___ Records supplied ___

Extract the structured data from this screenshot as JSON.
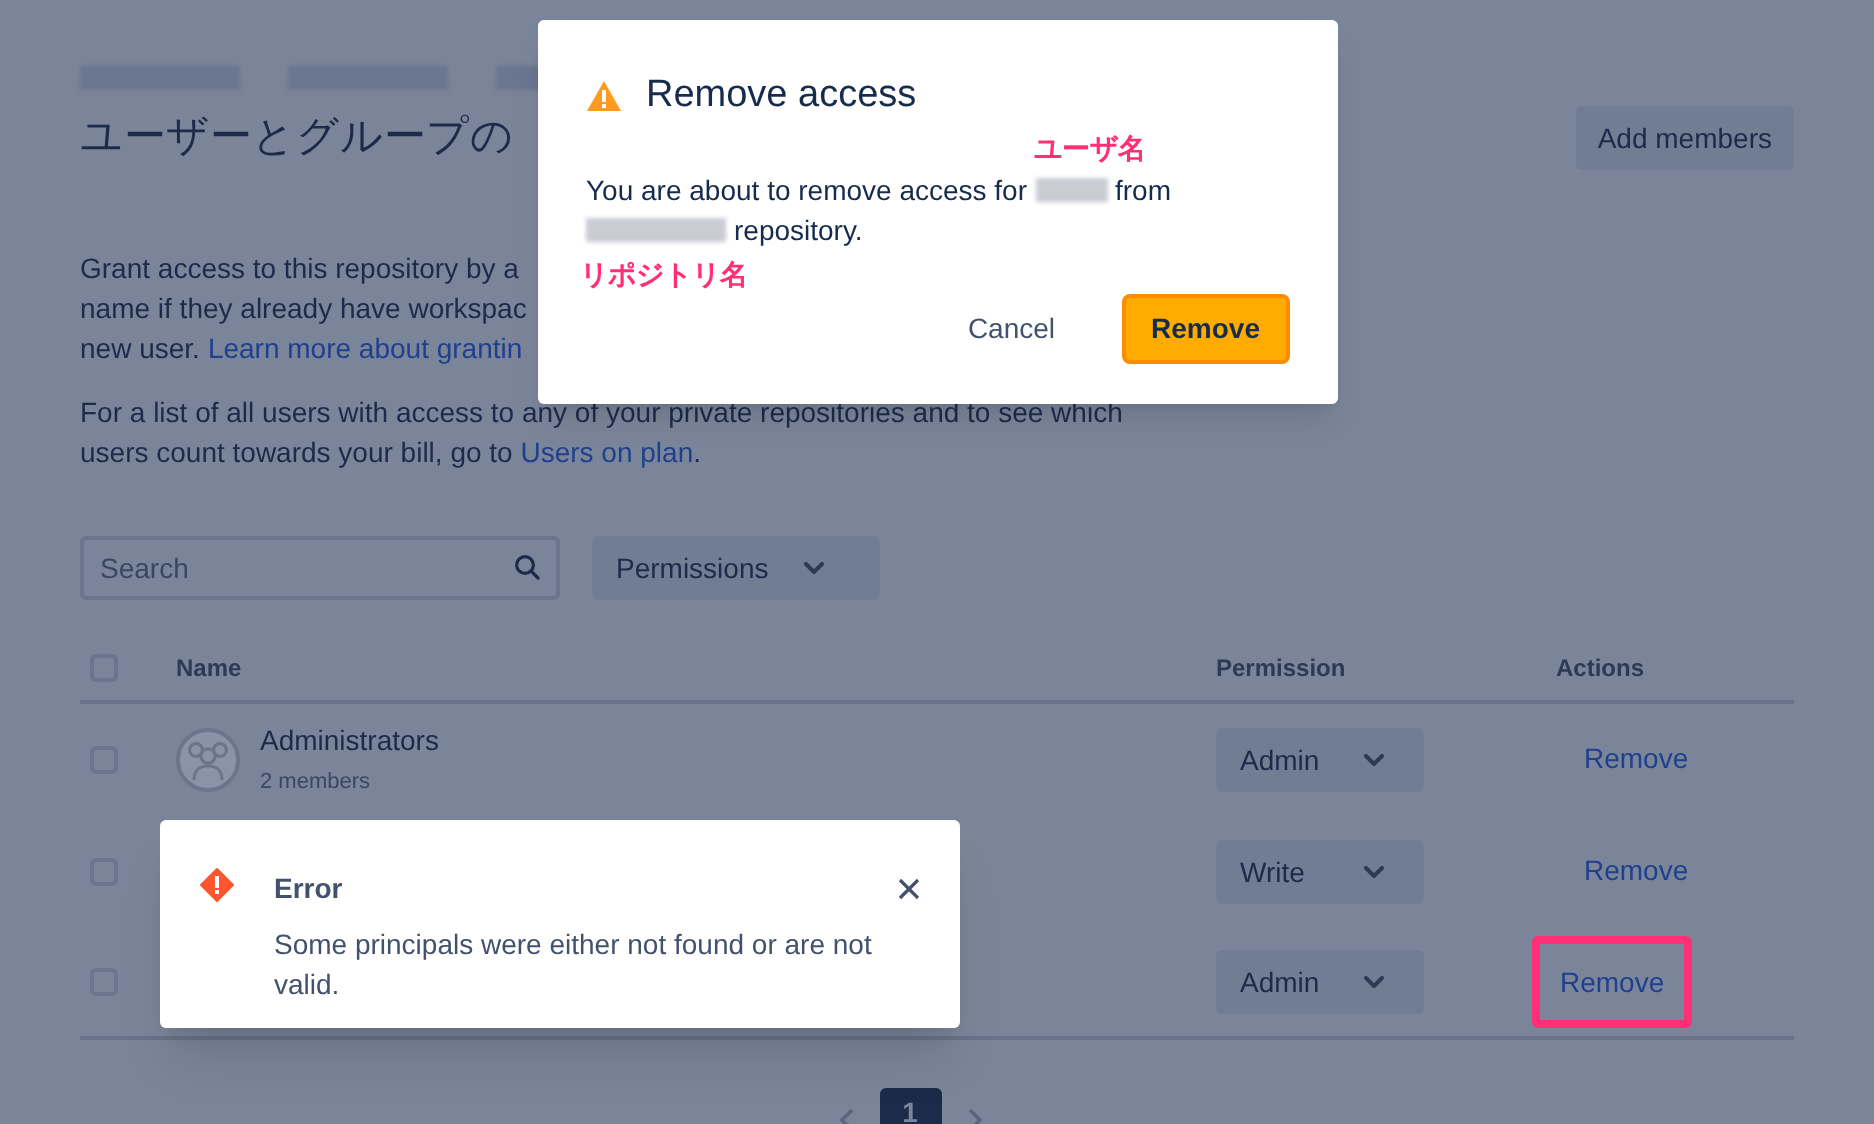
{
  "page": {
    "title": "ユーザーとグループの",
    "add_button": "Add members"
  },
  "intro": {
    "lines": [
      "Grant access to this repository by a",
      "name if they already have workspac"
    ],
    "last_line": "new user.",
    "link": "Learn more about grantin"
  },
  "plan": {
    "text": "For a list of all users with access to any of your private repositories and to see which users count towards your bill, go to",
    "link": "Users on plan",
    "end": "."
  },
  "toolbar": {
    "search": {
      "placeholder": "Search"
    },
    "filter": "Permissions"
  },
  "table": {
    "header_checked": false,
    "columns": [
      "Name",
      "Permission",
      "Actions"
    ],
    "rows": [
      {
        "checked": false,
        "name": "Administrators",
        "members": "2 members",
        "permission": "Admin",
        "action": "Remove",
        "highlighted": false
      },
      {
        "checked": false,
        "permission": "Write",
        "action": "Remove",
        "highlighted": false
      },
      {
        "checked": false,
        "permission": "Admin",
        "action": "Remove",
        "highlighted": true
      }
    ]
  },
  "pagination": {
    "pages": [
      {
        "label": "1",
        "selected": true
      }
    ]
  },
  "dialog": {
    "title": "Remove access",
    "message_start": "You are about to remove access for",
    "message_mid": "from",
    "message_end": "repository.",
    "buttons": [
      {
        "label": "Cancel",
        "kind": "subtle"
      },
      {
        "label": "Remove",
        "kind": "warning"
      }
    ]
  },
  "flag": {
    "title": "Error",
    "message": "Some principals were either not found or are not valid."
  },
  "annotations": [
    {
      "kind": "user",
      "text": "ユーザ名"
    },
    {
      "kind": "repo",
      "text": "リポジトリ名"
    }
  ]
}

___

● Given task:
From the entries above, return each line with the word "about" in it.

● Task result:
    "link": "Learn more about grantin"
    "message_start": "You are about to remove access for",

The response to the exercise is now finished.